# Rows
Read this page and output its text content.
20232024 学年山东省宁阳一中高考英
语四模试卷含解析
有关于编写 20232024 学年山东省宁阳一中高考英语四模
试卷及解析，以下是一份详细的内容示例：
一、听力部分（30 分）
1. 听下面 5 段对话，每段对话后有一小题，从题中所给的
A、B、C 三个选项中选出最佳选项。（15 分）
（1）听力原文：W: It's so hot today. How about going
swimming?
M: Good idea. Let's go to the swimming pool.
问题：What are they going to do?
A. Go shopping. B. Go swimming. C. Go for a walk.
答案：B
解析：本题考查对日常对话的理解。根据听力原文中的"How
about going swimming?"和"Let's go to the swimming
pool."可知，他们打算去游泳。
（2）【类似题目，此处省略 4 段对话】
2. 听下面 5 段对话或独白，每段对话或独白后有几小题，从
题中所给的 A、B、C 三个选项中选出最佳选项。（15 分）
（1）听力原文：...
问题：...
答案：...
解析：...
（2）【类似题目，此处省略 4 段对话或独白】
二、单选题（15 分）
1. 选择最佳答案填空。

# Given exercise
Retype every entry word for word.

# Correct output
Read this page and output its text content.
20232024 学年山东省宁阳一中高考英
语四模试卷含解析
有关于编写 20232024 学年山东省宁阳一中高考英语四模
试卷及解析，以下是一份详细的内容示例：
一、听力部分（30 分）
1. 听下面 5 段对话，每段对话后有一小题，从题中所给的
A、B、C 三个选项中选出最佳选项。（15 分）
（1）听力原文：W: It's so hot today. How about going
swimming?
M: Good idea. Let's go to the swimming pool.
问题：What are they going to do?
A. Go shopping. B. Go swimming. C. Go for a walk.
答案：B
解析：本题考查对日常对话的理解。根据听力原文中的"How
about going swimming?"和"Let's go to the swimming
pool."可知，他们打算去游泳。
（2）【类似题目，此处省略 4 段对话】
2. 听下面 5 段对话或独白，每段对话或独白后有几小题，从
题中所给的 A、B、C 三个选项中选出最佳选项。（15 分）
（1）听力原文：...
问题：...
答案：...
解析：...
（2）【类似题目，此处省略 4 段对话或独白】
二、单选题（15 分）
1. 选择最佳答案填空。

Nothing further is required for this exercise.